• [Input for this task]

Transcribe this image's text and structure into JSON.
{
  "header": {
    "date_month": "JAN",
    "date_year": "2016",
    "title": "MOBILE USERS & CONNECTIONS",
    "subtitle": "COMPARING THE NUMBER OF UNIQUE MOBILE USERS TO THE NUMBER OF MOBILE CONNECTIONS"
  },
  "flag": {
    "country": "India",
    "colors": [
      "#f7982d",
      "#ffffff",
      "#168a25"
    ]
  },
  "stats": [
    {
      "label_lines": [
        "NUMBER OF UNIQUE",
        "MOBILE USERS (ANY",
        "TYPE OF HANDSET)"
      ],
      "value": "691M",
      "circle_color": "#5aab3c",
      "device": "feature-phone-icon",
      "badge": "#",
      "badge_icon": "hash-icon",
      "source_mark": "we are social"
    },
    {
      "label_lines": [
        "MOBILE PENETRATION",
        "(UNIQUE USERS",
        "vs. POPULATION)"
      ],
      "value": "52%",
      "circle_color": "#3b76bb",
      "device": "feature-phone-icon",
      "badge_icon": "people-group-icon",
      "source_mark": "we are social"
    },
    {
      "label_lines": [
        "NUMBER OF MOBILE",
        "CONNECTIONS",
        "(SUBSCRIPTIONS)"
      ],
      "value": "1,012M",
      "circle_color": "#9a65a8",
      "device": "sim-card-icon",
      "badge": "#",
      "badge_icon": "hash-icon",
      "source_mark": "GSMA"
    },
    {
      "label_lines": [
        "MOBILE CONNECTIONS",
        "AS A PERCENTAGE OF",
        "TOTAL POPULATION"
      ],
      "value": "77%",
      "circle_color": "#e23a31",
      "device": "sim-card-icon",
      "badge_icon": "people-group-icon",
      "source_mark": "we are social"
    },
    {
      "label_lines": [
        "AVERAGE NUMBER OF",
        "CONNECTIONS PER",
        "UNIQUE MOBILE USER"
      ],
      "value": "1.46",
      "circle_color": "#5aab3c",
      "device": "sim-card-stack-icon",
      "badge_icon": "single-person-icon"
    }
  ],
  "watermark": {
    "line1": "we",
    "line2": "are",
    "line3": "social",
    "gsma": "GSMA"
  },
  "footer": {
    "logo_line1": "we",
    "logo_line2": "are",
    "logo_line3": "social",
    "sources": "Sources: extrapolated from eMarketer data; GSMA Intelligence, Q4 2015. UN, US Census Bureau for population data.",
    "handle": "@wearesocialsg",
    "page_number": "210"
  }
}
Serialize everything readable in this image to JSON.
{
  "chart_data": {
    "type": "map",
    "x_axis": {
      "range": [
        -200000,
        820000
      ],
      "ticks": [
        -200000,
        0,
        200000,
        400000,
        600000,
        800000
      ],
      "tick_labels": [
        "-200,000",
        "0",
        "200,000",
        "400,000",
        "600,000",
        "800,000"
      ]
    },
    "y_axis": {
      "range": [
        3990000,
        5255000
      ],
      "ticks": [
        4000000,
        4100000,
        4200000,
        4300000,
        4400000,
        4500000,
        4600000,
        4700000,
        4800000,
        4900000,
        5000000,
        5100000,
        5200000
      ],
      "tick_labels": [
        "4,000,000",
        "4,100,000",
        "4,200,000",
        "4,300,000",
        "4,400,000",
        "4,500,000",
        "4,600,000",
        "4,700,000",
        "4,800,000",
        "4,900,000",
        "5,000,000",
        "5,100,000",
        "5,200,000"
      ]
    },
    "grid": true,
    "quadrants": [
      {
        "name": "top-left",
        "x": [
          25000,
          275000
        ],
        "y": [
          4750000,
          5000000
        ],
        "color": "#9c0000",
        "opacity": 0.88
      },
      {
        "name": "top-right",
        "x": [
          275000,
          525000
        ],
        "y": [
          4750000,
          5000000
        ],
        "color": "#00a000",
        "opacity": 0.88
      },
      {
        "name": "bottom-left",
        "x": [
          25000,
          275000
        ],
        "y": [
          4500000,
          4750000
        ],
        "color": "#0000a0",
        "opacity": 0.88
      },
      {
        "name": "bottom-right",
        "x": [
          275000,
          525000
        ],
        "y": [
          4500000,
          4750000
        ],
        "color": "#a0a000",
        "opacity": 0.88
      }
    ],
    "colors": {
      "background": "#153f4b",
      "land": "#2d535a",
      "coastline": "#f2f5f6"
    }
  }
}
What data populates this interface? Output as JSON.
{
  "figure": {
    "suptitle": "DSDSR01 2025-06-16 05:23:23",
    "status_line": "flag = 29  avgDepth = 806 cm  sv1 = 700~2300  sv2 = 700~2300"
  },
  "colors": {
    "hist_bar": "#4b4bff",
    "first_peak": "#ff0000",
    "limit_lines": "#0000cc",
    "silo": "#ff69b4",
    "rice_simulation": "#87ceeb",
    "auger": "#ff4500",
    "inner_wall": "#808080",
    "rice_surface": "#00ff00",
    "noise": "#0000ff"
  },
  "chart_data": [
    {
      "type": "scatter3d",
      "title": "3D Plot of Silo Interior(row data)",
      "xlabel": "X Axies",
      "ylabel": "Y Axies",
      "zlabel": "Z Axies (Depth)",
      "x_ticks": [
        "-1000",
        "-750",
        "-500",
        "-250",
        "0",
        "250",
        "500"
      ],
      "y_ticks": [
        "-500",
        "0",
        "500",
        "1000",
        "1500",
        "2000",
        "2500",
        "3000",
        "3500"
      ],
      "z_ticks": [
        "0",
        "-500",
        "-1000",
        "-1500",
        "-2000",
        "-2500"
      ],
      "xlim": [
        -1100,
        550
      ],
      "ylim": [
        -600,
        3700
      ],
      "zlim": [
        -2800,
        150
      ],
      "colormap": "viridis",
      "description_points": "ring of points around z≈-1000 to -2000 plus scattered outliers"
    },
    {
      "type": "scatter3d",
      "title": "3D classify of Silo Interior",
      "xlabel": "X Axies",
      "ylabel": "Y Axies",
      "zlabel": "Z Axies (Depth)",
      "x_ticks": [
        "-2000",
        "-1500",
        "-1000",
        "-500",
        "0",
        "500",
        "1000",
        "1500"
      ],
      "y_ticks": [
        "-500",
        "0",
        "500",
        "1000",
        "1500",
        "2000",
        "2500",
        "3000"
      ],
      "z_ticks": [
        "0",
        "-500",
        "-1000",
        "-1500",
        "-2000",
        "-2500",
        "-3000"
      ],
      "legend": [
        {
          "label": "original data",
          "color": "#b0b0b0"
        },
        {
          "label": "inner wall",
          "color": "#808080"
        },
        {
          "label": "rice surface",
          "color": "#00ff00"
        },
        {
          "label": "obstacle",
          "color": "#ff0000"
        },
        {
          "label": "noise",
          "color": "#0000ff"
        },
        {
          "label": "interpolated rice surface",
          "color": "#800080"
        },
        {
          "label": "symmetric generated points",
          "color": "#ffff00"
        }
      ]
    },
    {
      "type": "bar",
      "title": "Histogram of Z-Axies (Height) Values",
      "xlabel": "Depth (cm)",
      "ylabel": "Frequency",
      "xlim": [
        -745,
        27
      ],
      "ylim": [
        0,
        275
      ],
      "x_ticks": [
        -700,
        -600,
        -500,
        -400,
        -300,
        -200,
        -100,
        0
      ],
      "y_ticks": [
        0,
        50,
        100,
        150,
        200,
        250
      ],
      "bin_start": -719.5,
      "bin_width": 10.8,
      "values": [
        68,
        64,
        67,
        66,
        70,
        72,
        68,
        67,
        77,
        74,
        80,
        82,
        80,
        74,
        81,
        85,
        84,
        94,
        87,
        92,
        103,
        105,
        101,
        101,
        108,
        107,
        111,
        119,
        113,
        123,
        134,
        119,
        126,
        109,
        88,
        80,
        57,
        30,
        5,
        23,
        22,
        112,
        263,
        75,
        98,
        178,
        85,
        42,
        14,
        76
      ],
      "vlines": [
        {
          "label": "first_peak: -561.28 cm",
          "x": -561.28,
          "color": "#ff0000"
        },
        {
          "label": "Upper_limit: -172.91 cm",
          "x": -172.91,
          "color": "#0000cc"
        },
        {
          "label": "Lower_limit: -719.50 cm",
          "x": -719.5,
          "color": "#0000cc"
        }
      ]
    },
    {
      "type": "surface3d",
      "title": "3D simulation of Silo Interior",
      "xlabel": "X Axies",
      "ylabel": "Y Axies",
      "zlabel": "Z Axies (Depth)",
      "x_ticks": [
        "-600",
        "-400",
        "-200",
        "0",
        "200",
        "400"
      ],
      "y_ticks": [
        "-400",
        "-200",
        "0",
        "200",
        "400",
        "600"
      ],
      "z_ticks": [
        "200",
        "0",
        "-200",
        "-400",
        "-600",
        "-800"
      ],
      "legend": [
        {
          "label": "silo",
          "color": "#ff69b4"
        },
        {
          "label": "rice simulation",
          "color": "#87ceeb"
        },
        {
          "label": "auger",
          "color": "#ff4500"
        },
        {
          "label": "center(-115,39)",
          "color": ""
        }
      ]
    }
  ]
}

• [Task to carry out]
Check each line of the records for the word "name", and show the lines that contain it.

• [Final result]
        "name": "top-left",
        "name": "top-right",
        "name": "bottom-left",
        "name": "bottom-right",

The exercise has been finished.